▶ Problem statement:
Give back exactly the lines from the one that holds "What data populates" through the final line of the data; omit the pictures and add nothing.

[Data entries for graphics]

━━━━━━

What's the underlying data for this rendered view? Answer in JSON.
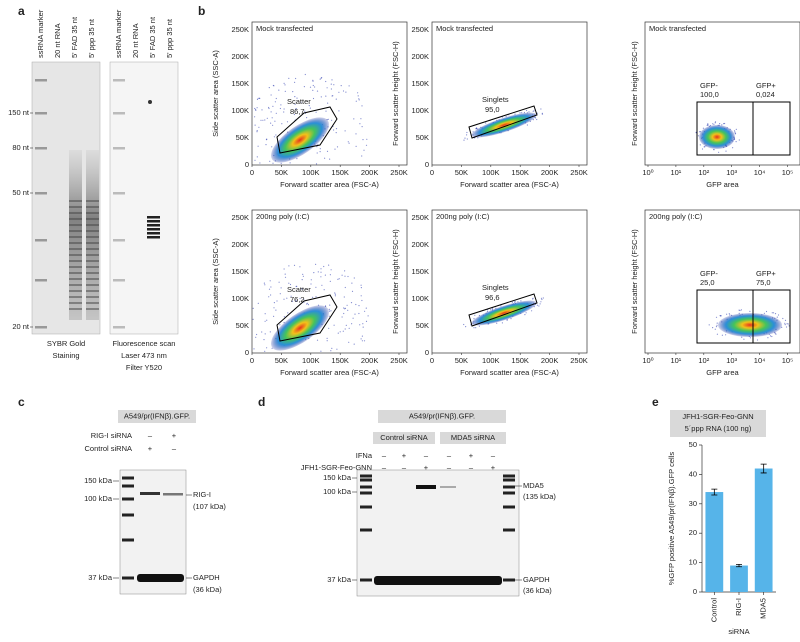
{
  "panel_a": {
    "label": "a",
    "gels": [
      {
        "lanes": [
          "ssRNA marker",
          "20 nt RNA",
          "5' FAD 35 nt",
          "5' ppp 35 nt"
        ],
        "caption": [
          "SYBR Gold",
          "Staining"
        ]
      },
      {
        "lanes": [
          "ssRNA marker",
          "20 nt RNA",
          "5' FAD 35 nt",
          "5' ppp 35 nt"
        ],
        "caption": [
          "Fluorescence scan",
          "Laser 473 nm",
          "Filter Y520"
        ]
      }
    ],
    "size_markers": [
      "150 nt",
      "80 nt",
      "50 nt",
      "20 nt"
    ]
  },
  "panel_b": {
    "label": "b",
    "linear_ticks": [
      "0",
      "50K",
      "100K",
      "150K",
      "200K",
      "250K"
    ],
    "log_ticks": [
      "10⁰",
      "10¹",
      "10²",
      "10³",
      "10⁴",
      "10⁵"
    ],
    "rows": [
      {
        "condition": "Mock transfected",
        "plots": [
          {
            "y_label": "Side scatter area (SSC-A)",
            "x_label": "Forward scatter area (FSC-A)",
            "gates": [
              {
                "name": "Scatter",
                "value": "86,7"
              }
            ]
          },
          {
            "y_label": "Forward scatter height (FSC-H)",
            "x_label": "Forward scatter area (FSC-A)",
            "gates": [
              {
                "name": "Singlets",
                "value": "95,0"
              }
            ]
          },
          {
            "y_label": "Forward scatter height (FSC-H)",
            "x_label": "GFP area",
            "gates": [
              {
                "name": "GFP-",
                "value": "100,0"
              },
              {
                "name": "GFP+",
                "value": "0,024"
              }
            ]
          }
        ]
      },
      {
        "condition": "200ng poly (I:C)",
        "plots": [
          {
            "y_label": "Side scatter area (SSC-A)",
            "x_label": "Forward scatter area (FSC-A)",
            "gates": [
              {
                "name": "Scatter",
                "value": "76,2"
              }
            ]
          },
          {
            "y_label": "Forward scatter height (FSC-H)",
            "x_label": "Forward scatter area (FSC-A)",
            "gates": [
              {
                "name": "Singlets",
                "value": "96,6"
              }
            ]
          },
          {
            "y_label": "Forward scatter height (FSC-H)",
            "x_label": "GFP area",
            "gates": [
              {
                "name": "GFP-",
                "value": "25,0"
              },
              {
                "name": "GFP+",
                "value": "75,0"
              }
            ]
          }
        ]
      }
    ]
  },
  "panel_c": {
    "label": "c",
    "header": "A549/pr(IFNβ).GFP.",
    "rows": [
      {
        "label": "RIG-I siRNA",
        "signs": [
          "–",
          "+"
        ]
      },
      {
        "label": "Control siRNA",
        "signs": [
          "+",
          "–"
        ]
      }
    ],
    "markers": [
      "150 kDa",
      "100 kDa",
      "37 kDa"
    ],
    "bands": [
      [
        "RIG-I",
        "(107 kDa)"
      ],
      [
        "GAPDH",
        "(36 kDa)"
      ]
    ]
  },
  "panel_d": {
    "label": "d",
    "header": "A549/pr(IFNβ).GFP.",
    "groups": [
      "Control siRNA",
      "MDA5 siRNA"
    ],
    "rows": [
      {
        "label": "IFNa",
        "signs": [
          "–",
          "+",
          "–",
          "–",
          "+",
          "–"
        ]
      },
      {
        "label": "JFH1-SGR-Feo-GNN",
        "signs": [
          "–",
          "–",
          "+",
          "–",
          "–",
          "+"
        ]
      }
    ],
    "markers": [
      "150 kDa",
      "100 kDa",
      "37 kDa"
    ],
    "bands": [
      [
        "MDA5",
        "(135 kDa)"
      ],
      [
        "GAPDH",
        "(36 kDa)"
      ]
    ]
  },
  "chart_data": {
    "type": "bar",
    "label": "e",
    "header": [
      "JFH1-SGR-Feo-GNN",
      "5´ppp RNA (100 ng)"
    ],
    "y_label": "%GFP positive A549/pr(IFNβ).GFP cells",
    "x_label": "siRNA",
    "categories": [
      "Control",
      "RIG-I",
      "MDA5"
    ],
    "values": [
      34,
      9,
      42
    ],
    "errors": [
      1,
      0.4,
      1.5
    ],
    "color": "#56b4e9",
    "ylim": [
      0,
      50
    ],
    "yticks": [
      0,
      10,
      20,
      30,
      40,
      50
    ]
  }
}
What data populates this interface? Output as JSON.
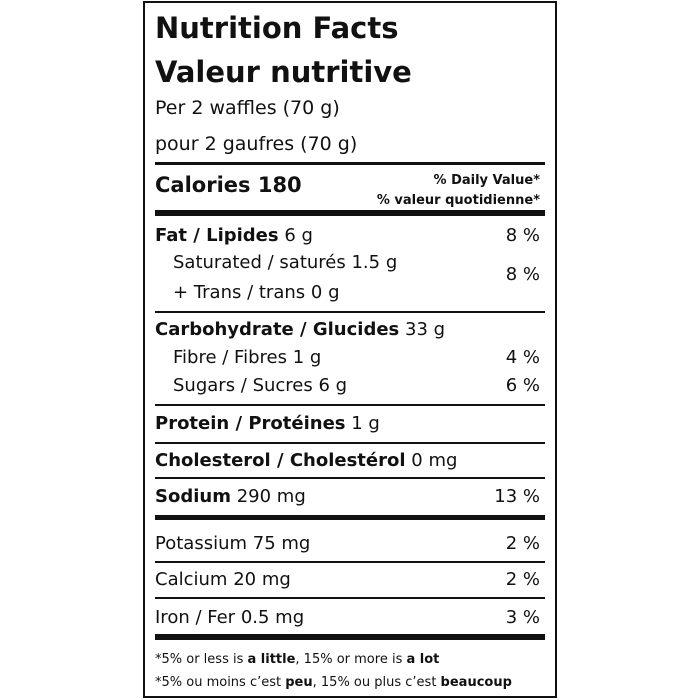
{
  "header": {
    "title": "Nutrition Facts",
    "title_fr": "Valeur nutritive",
    "serving": "Per 2 waffles (70 g)",
    "serving_fr": "pour 2 gaufres (70 g)"
  },
  "calories": {
    "label": "Calories",
    "value": "180"
  },
  "daily_value": {
    "en": "% Daily Value*",
    "fr": "% valeur quotidienne*"
  },
  "rows": [
    {
      "label": "Fat / Lipides",
      "amount": "6 g",
      "dv": "8 %"
    },
    {
      "label": "Saturated / saturés",
      "amount": "1.5 g",
      "label2": "+ Trans / trans",
      "amount2": "0 g",
      "dv": "8 %"
    },
    {
      "label": "Carbohydrate / Glucides",
      "amount": "33 g"
    },
    {
      "label": "Fibre / Fibres",
      "amount": "1 g",
      "dv": "4 %"
    },
    {
      "label": "Sugars / Sucres",
      "amount": "6 g",
      "dv": "6 %"
    },
    {
      "label": "Protein / Protéines",
      "amount": "1 g"
    },
    {
      "label": "Cholesterol / Cholestérol",
      "amount": "0 mg"
    },
    {
      "label": "Sodium",
      "amount": "290 mg",
      "dv": "13 %"
    },
    {
      "label": "Potassium",
      "amount": "75 mg",
      "dv": "2 %"
    },
    {
      "label": "Calcium",
      "amount": "20 mg",
      "dv": "2 %"
    },
    {
      "label": "Iron / Fer",
      "amount": "0.5 mg",
      "dv": "3 %"
    }
  ],
  "footnote": {
    "en": [
      "*5% or less is ",
      "a little",
      ", 15% or more is ",
      "a lot"
    ],
    "fr": [
      "*5% ou moins c’est ",
      "peu",
      ", 15% ou plus c’est ",
      "beaucoup"
    ]
  }
}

━━━━━━

▶ Result for this exercise:
What data populates this interface? Output as JSON.
{
  "header": {
    "title": "Nutrition Facts",
    "title_fr": "Valeur nutritive",
    "serving": "Per 2 waffles (70 g)",
    "serving_fr": "pour 2 gaufres (70 g)"
  },
  "calories": {
    "label": "Calories",
    "value": "180"
  },
  "daily_value": {
    "en": "% Daily Value*",
    "fr": "% valeur quotidienne*"
  },
  "rows": [
    {
      "label": "Fat / Lipides",
      "amount": "6 g",
      "dv": "8 %"
    },
    {
      "label": "Saturated / saturés",
      "amount": "1.5 g",
      "label2": "+ Trans / trans",
      "amount2": "0 g",
      "dv": "8 %"
    },
    {
      "label": "Carbohydrate / Glucides",
      "amount": "33 g"
    },
    {
      "label": "Fibre / Fibres",
      "amount": "1 g",
      "dv": "4 %"
    },
    {
      "label": "Sugars / Sucres",
      "amount": "6 g",
      "dv": "6 %"
    },
    {
      "label": "Protein / Protéines",
      "amount": "1 g"
    },
    {
      "label": "Cholesterol / Cholestérol",
      "amount": "0 mg"
    },
    {
      "label": "Sodium",
      "amount": "290 mg",
      "dv": "13 %"
    },
    {
      "label": "Potassium",
      "amount": "75 mg",
      "dv": "2 %"
    },
    {
      "label": "Calcium",
      "amount": "20 mg",
      "dv": "2 %"
    },
    {
      "label": "Iron / Fer",
      "amount": "0.5 mg",
      "dv": "3 %"
    }
  ],
  "footnote": {
    "en": [
      "*5% or less is ",
      "a little",
      ", 15% or more is ",
      "a lot"
    ],
    "fr": [
      "*5% ou moins c’est ",
      "peu",
      ", 15% ou plus c’est ",
      "beaucoup"
    ]
  }
}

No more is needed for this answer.